Exercise prompt:
Copy each line where the word "xlabel" occurs.

________________________________________

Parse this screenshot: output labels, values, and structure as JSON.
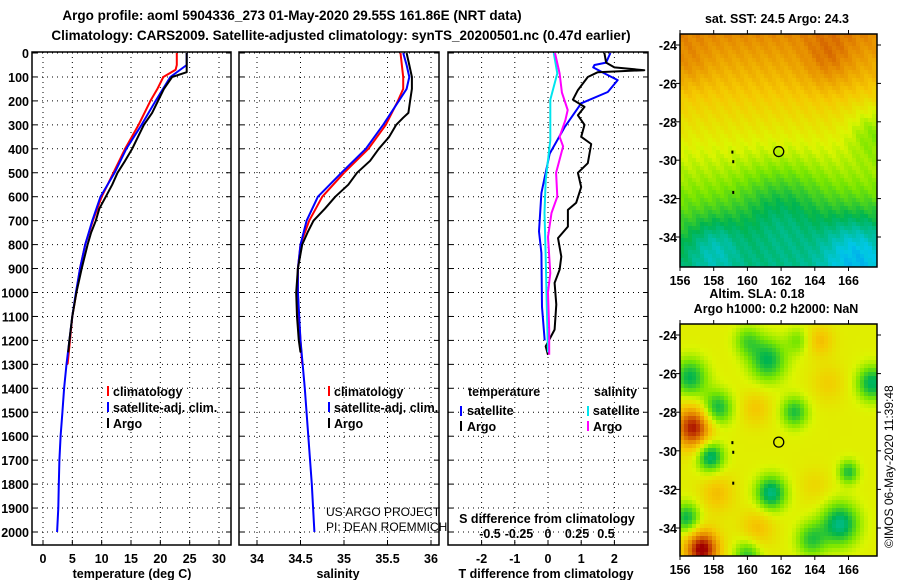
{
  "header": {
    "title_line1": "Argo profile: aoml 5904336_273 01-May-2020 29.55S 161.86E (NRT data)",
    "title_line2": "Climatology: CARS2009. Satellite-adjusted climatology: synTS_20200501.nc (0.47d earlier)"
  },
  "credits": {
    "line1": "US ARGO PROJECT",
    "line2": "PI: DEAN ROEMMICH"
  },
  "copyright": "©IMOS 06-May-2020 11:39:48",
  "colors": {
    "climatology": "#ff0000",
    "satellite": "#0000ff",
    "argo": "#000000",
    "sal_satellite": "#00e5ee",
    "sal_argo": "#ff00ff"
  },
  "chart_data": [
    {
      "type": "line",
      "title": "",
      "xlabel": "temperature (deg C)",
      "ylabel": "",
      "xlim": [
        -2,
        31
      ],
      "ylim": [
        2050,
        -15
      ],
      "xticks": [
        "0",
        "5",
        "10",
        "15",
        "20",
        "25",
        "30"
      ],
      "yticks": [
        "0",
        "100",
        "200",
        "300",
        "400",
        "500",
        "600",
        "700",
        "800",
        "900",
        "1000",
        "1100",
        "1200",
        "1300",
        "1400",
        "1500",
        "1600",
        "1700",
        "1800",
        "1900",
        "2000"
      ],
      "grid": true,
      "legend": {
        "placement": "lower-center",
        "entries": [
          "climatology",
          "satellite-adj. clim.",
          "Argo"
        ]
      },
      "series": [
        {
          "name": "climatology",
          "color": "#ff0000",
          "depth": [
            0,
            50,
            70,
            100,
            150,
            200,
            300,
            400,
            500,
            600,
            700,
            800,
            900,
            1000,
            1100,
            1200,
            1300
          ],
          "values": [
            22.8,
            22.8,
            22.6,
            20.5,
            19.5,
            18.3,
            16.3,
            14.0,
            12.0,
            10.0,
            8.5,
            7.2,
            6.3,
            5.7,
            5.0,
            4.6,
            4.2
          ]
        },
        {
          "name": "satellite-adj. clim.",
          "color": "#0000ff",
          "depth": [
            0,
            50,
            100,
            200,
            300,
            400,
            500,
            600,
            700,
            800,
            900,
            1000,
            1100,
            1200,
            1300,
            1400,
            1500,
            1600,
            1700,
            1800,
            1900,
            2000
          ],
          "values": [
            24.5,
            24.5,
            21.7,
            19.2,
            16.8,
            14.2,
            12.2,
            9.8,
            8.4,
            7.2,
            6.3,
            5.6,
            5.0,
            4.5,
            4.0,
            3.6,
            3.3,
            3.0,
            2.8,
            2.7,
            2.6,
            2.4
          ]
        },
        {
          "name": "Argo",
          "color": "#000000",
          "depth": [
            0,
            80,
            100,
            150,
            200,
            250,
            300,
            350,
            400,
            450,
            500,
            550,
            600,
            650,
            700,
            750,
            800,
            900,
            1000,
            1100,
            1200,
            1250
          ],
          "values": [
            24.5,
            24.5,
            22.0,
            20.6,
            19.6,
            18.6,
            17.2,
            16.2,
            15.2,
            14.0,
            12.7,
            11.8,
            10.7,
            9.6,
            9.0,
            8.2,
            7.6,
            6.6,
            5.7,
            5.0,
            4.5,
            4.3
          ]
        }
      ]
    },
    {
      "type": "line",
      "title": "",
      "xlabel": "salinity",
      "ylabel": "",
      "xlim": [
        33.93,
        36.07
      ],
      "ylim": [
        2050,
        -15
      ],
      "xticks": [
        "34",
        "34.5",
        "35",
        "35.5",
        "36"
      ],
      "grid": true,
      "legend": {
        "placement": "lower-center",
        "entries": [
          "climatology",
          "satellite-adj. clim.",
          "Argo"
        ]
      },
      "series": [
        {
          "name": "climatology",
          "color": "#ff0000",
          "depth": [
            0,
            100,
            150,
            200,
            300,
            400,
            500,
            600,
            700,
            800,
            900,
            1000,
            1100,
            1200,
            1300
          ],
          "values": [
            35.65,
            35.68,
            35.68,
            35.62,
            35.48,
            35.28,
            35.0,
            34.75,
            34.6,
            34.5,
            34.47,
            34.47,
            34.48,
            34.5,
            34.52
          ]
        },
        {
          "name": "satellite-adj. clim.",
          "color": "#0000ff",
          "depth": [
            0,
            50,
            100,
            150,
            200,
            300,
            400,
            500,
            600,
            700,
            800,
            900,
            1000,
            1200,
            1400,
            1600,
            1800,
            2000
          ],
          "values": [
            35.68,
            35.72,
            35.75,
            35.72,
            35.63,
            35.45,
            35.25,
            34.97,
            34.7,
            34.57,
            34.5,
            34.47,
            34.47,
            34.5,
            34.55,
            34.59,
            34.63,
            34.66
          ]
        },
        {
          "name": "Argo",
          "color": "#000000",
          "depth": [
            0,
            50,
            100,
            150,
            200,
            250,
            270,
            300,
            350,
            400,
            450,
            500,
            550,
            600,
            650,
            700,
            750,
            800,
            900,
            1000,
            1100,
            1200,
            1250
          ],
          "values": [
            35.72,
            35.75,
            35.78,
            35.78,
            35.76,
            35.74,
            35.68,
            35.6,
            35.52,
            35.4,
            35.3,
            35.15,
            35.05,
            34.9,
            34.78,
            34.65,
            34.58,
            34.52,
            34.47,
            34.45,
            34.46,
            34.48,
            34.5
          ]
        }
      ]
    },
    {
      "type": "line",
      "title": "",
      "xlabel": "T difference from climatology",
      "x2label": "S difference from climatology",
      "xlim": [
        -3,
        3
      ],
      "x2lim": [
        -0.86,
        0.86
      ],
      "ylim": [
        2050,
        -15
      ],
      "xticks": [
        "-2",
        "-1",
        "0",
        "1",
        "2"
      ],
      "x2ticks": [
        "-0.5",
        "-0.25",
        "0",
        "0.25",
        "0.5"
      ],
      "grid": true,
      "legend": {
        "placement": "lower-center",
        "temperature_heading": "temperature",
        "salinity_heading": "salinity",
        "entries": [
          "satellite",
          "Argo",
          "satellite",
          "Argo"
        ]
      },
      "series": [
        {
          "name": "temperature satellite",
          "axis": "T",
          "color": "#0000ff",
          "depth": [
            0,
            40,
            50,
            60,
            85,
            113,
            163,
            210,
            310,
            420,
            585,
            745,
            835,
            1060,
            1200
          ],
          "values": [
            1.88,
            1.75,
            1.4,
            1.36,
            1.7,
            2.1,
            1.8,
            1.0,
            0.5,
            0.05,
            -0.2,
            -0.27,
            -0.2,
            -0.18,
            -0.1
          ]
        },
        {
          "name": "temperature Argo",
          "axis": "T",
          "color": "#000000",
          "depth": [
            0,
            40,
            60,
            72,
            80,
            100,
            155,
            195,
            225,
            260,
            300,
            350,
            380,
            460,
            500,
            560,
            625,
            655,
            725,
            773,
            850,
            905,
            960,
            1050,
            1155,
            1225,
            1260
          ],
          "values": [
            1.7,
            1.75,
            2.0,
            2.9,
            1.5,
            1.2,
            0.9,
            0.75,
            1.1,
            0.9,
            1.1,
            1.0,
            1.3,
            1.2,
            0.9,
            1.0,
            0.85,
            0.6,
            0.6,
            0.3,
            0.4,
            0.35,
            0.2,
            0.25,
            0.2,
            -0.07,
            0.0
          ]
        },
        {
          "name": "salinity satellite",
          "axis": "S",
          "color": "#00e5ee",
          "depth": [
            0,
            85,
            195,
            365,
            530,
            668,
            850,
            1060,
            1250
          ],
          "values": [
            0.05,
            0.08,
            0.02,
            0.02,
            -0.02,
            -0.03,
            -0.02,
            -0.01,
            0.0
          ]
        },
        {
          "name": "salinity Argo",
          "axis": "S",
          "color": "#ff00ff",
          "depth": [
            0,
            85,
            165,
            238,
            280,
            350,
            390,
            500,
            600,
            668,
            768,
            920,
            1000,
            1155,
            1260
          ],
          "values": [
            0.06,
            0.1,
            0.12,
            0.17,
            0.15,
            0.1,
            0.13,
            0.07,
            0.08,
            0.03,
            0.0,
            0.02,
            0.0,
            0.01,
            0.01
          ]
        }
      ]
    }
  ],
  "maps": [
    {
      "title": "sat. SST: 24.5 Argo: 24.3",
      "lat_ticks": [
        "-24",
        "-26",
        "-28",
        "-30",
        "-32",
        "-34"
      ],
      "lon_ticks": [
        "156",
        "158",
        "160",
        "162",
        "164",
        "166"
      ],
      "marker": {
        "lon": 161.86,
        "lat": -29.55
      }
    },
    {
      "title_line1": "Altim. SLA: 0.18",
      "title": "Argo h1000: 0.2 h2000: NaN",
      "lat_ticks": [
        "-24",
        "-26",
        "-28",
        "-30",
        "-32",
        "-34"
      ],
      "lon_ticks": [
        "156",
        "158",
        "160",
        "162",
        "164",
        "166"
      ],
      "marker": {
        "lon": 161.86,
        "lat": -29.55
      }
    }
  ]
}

________________________________________

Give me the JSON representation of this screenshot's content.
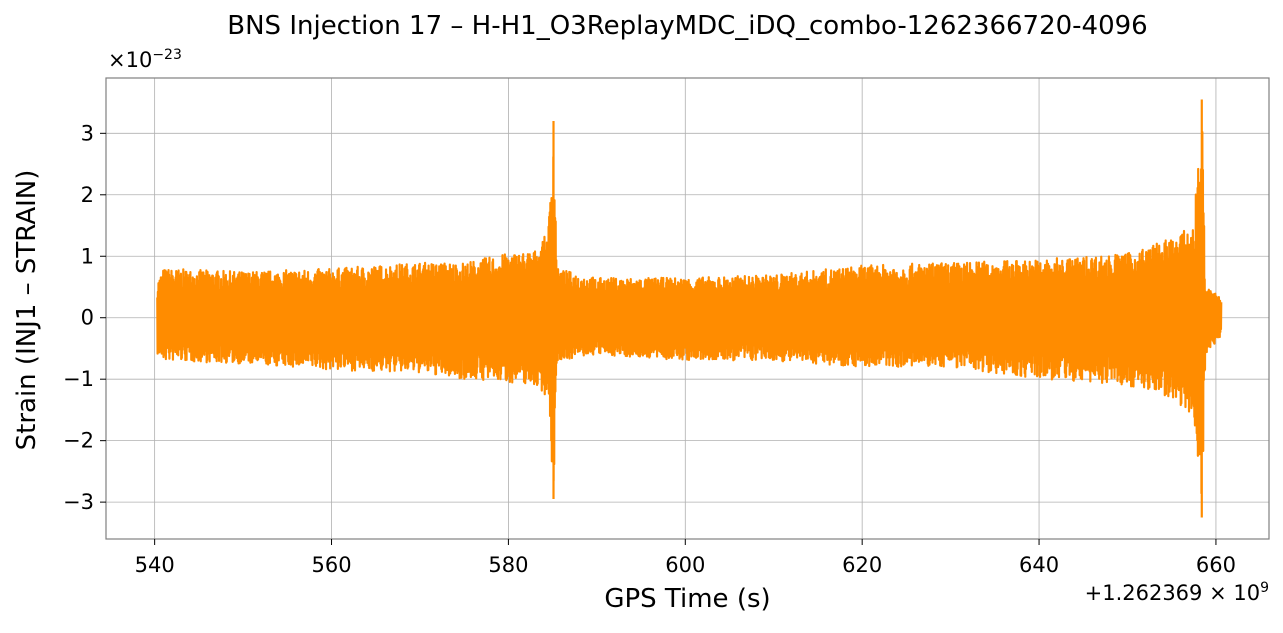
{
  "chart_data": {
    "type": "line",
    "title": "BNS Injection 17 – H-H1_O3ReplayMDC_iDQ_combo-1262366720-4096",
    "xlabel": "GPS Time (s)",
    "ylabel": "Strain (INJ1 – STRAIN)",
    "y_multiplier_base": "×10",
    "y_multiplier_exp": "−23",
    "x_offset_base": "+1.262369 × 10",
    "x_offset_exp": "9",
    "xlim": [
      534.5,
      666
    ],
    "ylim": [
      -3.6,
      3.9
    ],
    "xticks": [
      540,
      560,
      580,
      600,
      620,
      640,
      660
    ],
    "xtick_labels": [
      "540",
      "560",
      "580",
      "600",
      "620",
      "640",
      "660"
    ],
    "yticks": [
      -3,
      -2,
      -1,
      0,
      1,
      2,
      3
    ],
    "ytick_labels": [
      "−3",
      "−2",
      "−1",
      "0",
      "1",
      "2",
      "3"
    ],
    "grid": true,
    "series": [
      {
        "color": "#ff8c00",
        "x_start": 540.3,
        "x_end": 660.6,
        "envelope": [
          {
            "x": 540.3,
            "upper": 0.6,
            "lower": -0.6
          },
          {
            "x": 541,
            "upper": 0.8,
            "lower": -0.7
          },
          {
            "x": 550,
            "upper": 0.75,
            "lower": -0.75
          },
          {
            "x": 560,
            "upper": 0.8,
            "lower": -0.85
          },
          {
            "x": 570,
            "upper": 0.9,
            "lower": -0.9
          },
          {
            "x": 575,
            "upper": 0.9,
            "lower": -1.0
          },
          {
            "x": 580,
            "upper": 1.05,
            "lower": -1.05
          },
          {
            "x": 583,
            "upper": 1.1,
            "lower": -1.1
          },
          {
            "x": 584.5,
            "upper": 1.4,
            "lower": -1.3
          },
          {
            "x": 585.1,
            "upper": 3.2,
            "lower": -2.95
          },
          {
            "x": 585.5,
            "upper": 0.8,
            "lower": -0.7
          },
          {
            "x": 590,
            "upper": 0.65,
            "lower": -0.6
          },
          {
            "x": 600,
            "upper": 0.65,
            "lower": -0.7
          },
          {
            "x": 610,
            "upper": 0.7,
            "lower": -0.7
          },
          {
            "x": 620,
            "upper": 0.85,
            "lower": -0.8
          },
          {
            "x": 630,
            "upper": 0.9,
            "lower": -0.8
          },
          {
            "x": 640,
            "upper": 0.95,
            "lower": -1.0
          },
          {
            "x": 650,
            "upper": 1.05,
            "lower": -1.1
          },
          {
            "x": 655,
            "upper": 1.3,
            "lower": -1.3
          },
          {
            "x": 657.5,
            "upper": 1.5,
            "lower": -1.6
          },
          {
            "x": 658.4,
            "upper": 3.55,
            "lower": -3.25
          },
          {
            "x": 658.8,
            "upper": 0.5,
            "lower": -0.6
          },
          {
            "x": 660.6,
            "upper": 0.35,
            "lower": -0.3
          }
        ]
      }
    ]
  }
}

________________________________________

Full answer:
      "xlabel": "temperature (deg C)",
      "xlabel": "salinity",
      "xlabel": "T difference from climatology",
    "xlabel": "GPS Time (s)",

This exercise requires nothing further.